======== Raw records ========
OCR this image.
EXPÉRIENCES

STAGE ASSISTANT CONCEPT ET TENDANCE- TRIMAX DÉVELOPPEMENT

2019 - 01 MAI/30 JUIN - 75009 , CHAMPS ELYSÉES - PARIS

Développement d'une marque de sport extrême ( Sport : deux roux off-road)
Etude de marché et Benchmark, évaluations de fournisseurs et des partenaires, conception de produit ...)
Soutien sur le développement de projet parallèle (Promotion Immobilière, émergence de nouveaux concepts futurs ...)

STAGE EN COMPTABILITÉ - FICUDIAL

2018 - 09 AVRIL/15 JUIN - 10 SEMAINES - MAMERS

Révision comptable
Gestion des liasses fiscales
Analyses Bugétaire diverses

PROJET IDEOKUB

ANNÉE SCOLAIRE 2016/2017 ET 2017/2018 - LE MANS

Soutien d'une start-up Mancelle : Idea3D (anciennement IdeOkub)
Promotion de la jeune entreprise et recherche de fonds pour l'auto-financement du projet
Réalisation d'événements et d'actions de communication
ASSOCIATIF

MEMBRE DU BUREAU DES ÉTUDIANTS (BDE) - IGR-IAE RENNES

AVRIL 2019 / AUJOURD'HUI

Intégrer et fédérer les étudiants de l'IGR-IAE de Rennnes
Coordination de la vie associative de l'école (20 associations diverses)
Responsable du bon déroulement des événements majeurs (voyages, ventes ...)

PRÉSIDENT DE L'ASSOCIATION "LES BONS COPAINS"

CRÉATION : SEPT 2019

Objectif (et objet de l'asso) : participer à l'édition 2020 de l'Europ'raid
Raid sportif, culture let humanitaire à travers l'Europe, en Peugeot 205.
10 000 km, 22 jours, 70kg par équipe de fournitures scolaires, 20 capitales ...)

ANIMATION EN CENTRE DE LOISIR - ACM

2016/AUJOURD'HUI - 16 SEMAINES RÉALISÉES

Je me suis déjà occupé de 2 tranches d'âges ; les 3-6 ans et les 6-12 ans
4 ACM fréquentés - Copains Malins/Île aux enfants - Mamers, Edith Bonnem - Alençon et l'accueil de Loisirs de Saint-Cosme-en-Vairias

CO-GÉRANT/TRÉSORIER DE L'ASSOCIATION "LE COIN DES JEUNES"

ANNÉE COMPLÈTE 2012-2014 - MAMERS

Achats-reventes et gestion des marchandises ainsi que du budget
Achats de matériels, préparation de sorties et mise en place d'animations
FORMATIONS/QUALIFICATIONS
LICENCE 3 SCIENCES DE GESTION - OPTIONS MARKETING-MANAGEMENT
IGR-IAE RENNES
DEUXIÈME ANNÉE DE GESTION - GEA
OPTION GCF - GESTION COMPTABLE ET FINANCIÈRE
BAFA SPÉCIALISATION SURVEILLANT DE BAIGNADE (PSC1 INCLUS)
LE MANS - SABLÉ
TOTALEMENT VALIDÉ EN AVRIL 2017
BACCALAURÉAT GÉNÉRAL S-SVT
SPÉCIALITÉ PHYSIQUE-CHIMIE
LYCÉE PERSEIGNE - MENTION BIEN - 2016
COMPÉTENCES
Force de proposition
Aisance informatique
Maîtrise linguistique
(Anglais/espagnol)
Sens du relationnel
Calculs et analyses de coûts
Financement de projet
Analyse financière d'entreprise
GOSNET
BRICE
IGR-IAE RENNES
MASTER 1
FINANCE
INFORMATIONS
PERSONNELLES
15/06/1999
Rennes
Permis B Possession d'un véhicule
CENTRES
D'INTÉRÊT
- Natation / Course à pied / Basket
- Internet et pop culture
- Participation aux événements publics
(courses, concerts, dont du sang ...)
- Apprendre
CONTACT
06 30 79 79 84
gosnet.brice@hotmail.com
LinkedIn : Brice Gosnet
========
__Problem requirements__: Copy every record above exactly as it appears.

__Solution for this problem__:
OCR this image.
EXPÉRIENCES

STAGE ASSISTANT CONCEPT ET TENDANCE- TRIMAX DÉVELOPPEMENT

2019 - 01 MAI/30 JUIN - 75009 , CHAMPS ELYSÉES - PARIS

Développement d'une marque de sport extrême ( Sport : deux roux off-road)
Etude de marché et Benchmark, évaluations de fournisseurs et des partenaires, conception de produit ...)
Soutien sur le développement de projet parallèle (Promotion Immobilière, émergence de nouveaux concepts futurs ...)

STAGE EN COMPTABILITÉ - FICUDIAL

2018 - 09 AVRIL/15 JUIN - 10 SEMAINES - MAMERS

Révision comptable
Gestion des liasses fiscales
Analyses Bugétaire diverses

PROJET IDEOKUB

ANNÉE SCOLAIRE 2016/2017 ET 2017/2018 - LE MANS

Soutien d'une start-up Mancelle : Idea3D (anciennement IdeOkub)
Promotion de la jeune entreprise et recherche de fonds pour l'auto-financement du projet
Réalisation d'événements et d'actions de communication
ASSOCIATIF

MEMBRE DU BUREAU DES ÉTUDIANTS (BDE) - IGR-IAE RENNES

AVRIL 2019 / AUJOURD'HUI

Intégrer et fédérer les étudiants de l'IGR-IAE de Rennnes
Coordination de la vie associative de l'école (20 associations diverses)
Responsable du bon déroulement des événements majeurs (voyages, ventes ...)

PRÉSIDENT DE L'ASSOCIATION "LES BONS COPAINS"

CRÉATION : SEPT 2019

Objectif (et objet de l'asso) : participer à l'édition 2020 de l'Europ'raid
Raid sportif, culture let humanitaire à travers l'Europe, en Peugeot 205.
10 000 km, 22 jours, 70kg par équipe de fournitures scolaires, 20 capitales ...)

ANIMATION EN CENTRE DE LOISIR - ACM

2016/AUJOURD'HUI - 16 SEMAINES RÉALISÉES

Je me suis déjà occupé de 2 tranches d'âges ; les 3-6 ans et les 6-12 ans
4 ACM fréquentés - Copains Malins/Île aux enfants - Mamers, Edith Bonnem - Alençon et l'accueil de Loisirs de Saint-Cosme-en-Vairias

CO-GÉRANT/TRÉSORIER DE L'ASSOCIATION "LE COIN DES JEUNES"

ANNÉE COMPLÈTE 2012-2014 - MAMERS

Achats-reventes et gestion des marchandises ainsi que du budget
Achats de matériels, préparation de sorties et mise en place d'animations
FORMATIONS/QUALIFICATIONS
LICENCE 3 SCIENCES DE GESTION - OPTIONS MARKETING-MANAGEMENT
IGR-IAE RENNES
DEUXIÈME ANNÉE DE GESTION - GEA
OPTION GCF - GESTION COMPTABLE ET FINANCIÈRE
BAFA SPÉCIALISATION SURVEILLANT DE BAIGNADE (PSC1 INCLUS)
LE MANS - SABLÉ
TOTALEMENT VALIDÉ EN AVRIL 2017
BACCALAURÉAT GÉNÉRAL S-SVT
SPÉCIALITÉ PHYSIQUE-CHIMIE
LYCÉE PERSEIGNE - MENTION BIEN - 2016
COMPÉTENCES
Force de proposition
Aisance informatique
Maîtrise linguistique
(Anglais/espagnol)
Sens du relationnel
Calculs et analyses de coûts
Financement de projet
Analyse financière d'entreprise
GOSNET
BRICE
IGR-IAE RENNES
MASTER 1
FINANCE
INFORMATIONS
PERSONNELLES
15/06/1999
Rennes
Permis B Possession d'un véhicule
CENTRES
D'INTÉRÊT
- Natation / Course à pied / Basket
- Internet et pop culture
- Participation aux événements publics
(courses, concerts, dont du sang ...)
- Apprendre
CONTACT
06 30 79 79 84
gosnet.brice@hotmail.com
LinkedIn : Brice Gosnet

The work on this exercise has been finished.